*** Given data ***
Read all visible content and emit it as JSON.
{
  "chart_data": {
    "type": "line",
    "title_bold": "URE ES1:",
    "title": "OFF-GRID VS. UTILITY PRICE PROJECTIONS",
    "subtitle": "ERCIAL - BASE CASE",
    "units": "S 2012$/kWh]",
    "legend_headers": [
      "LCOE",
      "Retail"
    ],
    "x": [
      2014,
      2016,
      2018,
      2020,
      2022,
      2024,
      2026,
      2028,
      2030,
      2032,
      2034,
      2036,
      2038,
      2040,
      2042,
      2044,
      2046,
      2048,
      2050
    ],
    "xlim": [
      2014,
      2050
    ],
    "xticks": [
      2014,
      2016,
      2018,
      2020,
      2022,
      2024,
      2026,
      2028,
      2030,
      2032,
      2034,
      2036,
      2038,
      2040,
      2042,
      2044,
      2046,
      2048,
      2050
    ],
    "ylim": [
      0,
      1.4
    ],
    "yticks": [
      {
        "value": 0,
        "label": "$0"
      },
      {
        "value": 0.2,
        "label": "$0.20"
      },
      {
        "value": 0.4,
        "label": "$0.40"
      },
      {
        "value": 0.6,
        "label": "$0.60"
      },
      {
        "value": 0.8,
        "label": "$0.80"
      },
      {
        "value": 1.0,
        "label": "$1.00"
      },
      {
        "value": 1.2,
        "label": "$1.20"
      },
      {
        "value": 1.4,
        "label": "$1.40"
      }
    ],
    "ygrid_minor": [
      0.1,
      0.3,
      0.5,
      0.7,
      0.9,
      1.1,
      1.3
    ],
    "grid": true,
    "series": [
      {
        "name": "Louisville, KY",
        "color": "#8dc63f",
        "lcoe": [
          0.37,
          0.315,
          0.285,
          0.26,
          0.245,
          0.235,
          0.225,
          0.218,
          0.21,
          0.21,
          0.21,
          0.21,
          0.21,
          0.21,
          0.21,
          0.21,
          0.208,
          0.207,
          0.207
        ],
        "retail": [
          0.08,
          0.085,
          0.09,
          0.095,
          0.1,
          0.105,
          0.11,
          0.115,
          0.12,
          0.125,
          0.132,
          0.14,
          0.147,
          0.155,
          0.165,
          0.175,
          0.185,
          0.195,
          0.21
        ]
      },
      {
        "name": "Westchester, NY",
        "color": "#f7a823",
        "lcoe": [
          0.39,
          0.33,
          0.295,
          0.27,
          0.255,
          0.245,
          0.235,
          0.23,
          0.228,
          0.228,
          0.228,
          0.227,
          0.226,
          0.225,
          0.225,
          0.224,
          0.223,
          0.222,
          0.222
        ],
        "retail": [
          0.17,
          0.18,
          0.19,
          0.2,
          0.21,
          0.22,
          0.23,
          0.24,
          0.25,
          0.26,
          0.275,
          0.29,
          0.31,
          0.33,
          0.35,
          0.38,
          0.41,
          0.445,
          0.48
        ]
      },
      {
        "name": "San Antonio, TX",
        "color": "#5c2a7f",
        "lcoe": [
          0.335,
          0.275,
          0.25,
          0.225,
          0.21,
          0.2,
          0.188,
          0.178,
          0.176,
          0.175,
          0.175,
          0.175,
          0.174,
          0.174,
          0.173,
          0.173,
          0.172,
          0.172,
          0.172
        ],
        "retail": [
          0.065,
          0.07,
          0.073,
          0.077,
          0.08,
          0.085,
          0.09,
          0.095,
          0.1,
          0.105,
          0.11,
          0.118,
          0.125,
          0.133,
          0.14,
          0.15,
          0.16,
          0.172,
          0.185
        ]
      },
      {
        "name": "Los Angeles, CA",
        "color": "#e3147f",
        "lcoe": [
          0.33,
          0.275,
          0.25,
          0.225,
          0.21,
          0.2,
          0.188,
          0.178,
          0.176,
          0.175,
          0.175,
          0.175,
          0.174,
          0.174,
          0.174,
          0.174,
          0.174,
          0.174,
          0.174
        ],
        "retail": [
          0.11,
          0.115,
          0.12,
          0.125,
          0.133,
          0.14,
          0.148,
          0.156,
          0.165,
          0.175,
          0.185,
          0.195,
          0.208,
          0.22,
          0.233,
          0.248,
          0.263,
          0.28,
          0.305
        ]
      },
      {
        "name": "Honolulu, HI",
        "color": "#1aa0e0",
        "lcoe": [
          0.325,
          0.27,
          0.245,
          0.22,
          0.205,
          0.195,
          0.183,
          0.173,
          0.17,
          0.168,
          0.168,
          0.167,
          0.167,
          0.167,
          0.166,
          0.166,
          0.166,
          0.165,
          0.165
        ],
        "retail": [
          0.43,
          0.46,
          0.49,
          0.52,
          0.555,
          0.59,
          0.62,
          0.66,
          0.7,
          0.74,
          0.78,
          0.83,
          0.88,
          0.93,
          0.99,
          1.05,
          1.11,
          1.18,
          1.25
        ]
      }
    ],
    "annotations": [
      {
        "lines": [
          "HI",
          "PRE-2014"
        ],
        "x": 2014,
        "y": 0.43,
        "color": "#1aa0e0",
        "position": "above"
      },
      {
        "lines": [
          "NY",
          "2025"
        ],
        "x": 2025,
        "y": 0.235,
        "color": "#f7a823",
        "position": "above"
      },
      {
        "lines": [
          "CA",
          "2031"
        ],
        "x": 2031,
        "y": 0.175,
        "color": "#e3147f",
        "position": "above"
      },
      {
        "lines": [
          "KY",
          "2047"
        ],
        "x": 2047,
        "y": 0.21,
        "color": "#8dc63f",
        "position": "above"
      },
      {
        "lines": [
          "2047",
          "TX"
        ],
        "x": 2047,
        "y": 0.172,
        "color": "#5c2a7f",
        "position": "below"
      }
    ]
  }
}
***
**Given task**
Reproduce the listing in full. Keep it exactly as written.

**Solved exercise**
Read all visible content and emit it as JSON.
{
  "chart_data": {
    "type": "line",
    "title_bold": "URE ES1:",
    "title": "OFF-GRID VS. UTILITY PRICE PROJECTIONS",
    "subtitle": "ERCIAL - BASE CASE",
    "units": "S 2012$/kWh]",
    "legend_headers": [
      "LCOE",
      "Retail"
    ],
    "x": [
      2014,
      2016,
      2018,
      2020,
      2022,
      2024,
      2026,
      2028,
      2030,
      2032,
      2034,
      2036,
      2038,
      2040,
      2042,
      2044,
      2046,
      2048,
      2050
    ],
    "xlim": [
      2014,
      2050
    ],
    "xticks": [
      2014,
      2016,
      2018,
      2020,
      2022,
      2024,
      2026,
      2028,
      2030,
      2032,
      2034,
      2036,
      2038,
      2040,
      2042,
      2044,
      2046,
      2048,
      2050
    ],
    "ylim": [
      0,
      1.4
    ],
    "yticks": [
      {
        "value": 0,
        "label": "$0"
      },
      {
        "value": 0.2,
        "label": "$0.20"
      },
      {
        "value": 0.4,
        "label": "$0.40"
      },
      {
        "value": 0.6,
        "label": "$0.60"
      },
      {
        "value": 0.8,
        "label": "$0.80"
      },
      {
        "value": 1.0,
        "label": "$1.00"
      },
      {
        "value": 1.2,
        "label": "$1.20"
      },
      {
        "value": 1.4,
        "label": "$1.40"
      }
    ],
    "ygrid_minor": [
      0.1,
      0.3,
      0.5,
      0.7,
      0.9,
      1.1,
      1.3
    ],
    "grid": true,
    "series": [
      {
        "name": "Louisville, KY",
        "color": "#8dc63f",
        "lcoe": [
          0.37,
          0.315,
          0.285,
          0.26,
          0.245,
          0.235,
          0.225,
          0.218,
          0.21,
          0.21,
          0.21,
          0.21,
          0.21,
          0.21,
          0.21,
          0.21,
          0.208,
          0.207,
          0.207
        ],
        "retail": [
          0.08,
          0.085,
          0.09,
          0.095,
          0.1,
          0.105,
          0.11,
          0.115,
          0.12,
          0.125,
          0.132,
          0.14,
          0.147,
          0.155,
          0.165,
          0.175,
          0.185,
          0.195,
          0.21
        ]
      },
      {
        "name": "Westchester, NY",
        "color": "#f7a823",
        "lcoe": [
          0.39,
          0.33,
          0.295,
          0.27,
          0.255,
          0.245,
          0.235,
          0.23,
          0.228,
          0.228,
          0.228,
          0.227,
          0.226,
          0.225,
          0.225,
          0.224,
          0.223,
          0.222,
          0.222
        ],
        "retail": [
          0.17,
          0.18,
          0.19,
          0.2,
          0.21,
          0.22,
          0.23,
          0.24,
          0.25,
          0.26,
          0.275,
          0.29,
          0.31,
          0.33,
          0.35,
          0.38,
          0.41,
          0.445,
          0.48
        ]
      },
      {
        "name": "San Antonio, TX",
        "color": "#5c2a7f",
        "lcoe": [
          0.335,
          0.275,
          0.25,
          0.225,
          0.21,
          0.2,
          0.188,
          0.178,
          0.176,
          0.175,
          0.175,
          0.175,
          0.174,
          0.174,
          0.173,
          0.173,
          0.172,
          0.172,
          0.172
        ],
        "retail": [
          0.065,
          0.07,
          0.073,
          0.077,
          0.08,
          0.085,
          0.09,
          0.095,
          0.1,
          0.105,
          0.11,
          0.118,
          0.125,
          0.133,
          0.14,
          0.15,
          0.16,
          0.172,
          0.185
        ]
      },
      {
        "name": "Los Angeles, CA",
        "color": "#e3147f",
        "lcoe": [
          0.33,
          0.275,
          0.25,
          0.225,
          0.21,
          0.2,
          0.188,
          0.178,
          0.176,
          0.175,
          0.175,
          0.175,
          0.174,
          0.174,
          0.174,
          0.174,
          0.174,
          0.174,
          0.174
        ],
        "retail": [
          0.11,
          0.115,
          0.12,
          0.125,
          0.133,
          0.14,
          0.148,
          0.156,
          0.165,
          0.175,
          0.185,
          0.195,
          0.208,
          0.22,
          0.233,
          0.248,
          0.263,
          0.28,
          0.305
        ]
      },
      {
        "name": "Honolulu, HI",
        "color": "#1aa0e0",
        "lcoe": [
          0.325,
          0.27,
          0.245,
          0.22,
          0.205,
          0.195,
          0.183,
          0.173,
          0.17,
          0.168,
          0.168,
          0.167,
          0.167,
          0.167,
          0.166,
          0.166,
          0.166,
          0.165,
          0.165
        ],
        "retail": [
          0.43,
          0.46,
          0.49,
          0.52,
          0.555,
          0.59,
          0.62,
          0.66,
          0.7,
          0.74,
          0.78,
          0.83,
          0.88,
          0.93,
          0.99,
          1.05,
          1.11,
          1.18,
          1.25
        ]
      }
    ],
    "annotations": [
      {
        "lines": [
          "HI",
          "PRE-2014"
        ],
        "x": 2014,
        "y": 0.43,
        "color": "#1aa0e0",
        "position": "above"
      },
      {
        "lines": [
          "NY",
          "2025"
        ],
        "x": 2025,
        "y": 0.235,
        "color": "#f7a823",
        "position": "above"
      },
      {
        "lines": [
          "CA",
          "2031"
        ],
        "x": 2031,
        "y": 0.175,
        "color": "#e3147f",
        "position": "above"
      },
      {
        "lines": [
          "KY",
          "2047"
        ],
        "x": 2047,
        "y": 0.21,
        "color": "#8dc63f",
        "position": "above"
      },
      {
        "lines": [
          "2047",
          "TX"
        ],
        "x": 2047,
        "y": 0.172,
        "color": "#5c2a7f",
        "position": "below"
      }
    ]
  }
}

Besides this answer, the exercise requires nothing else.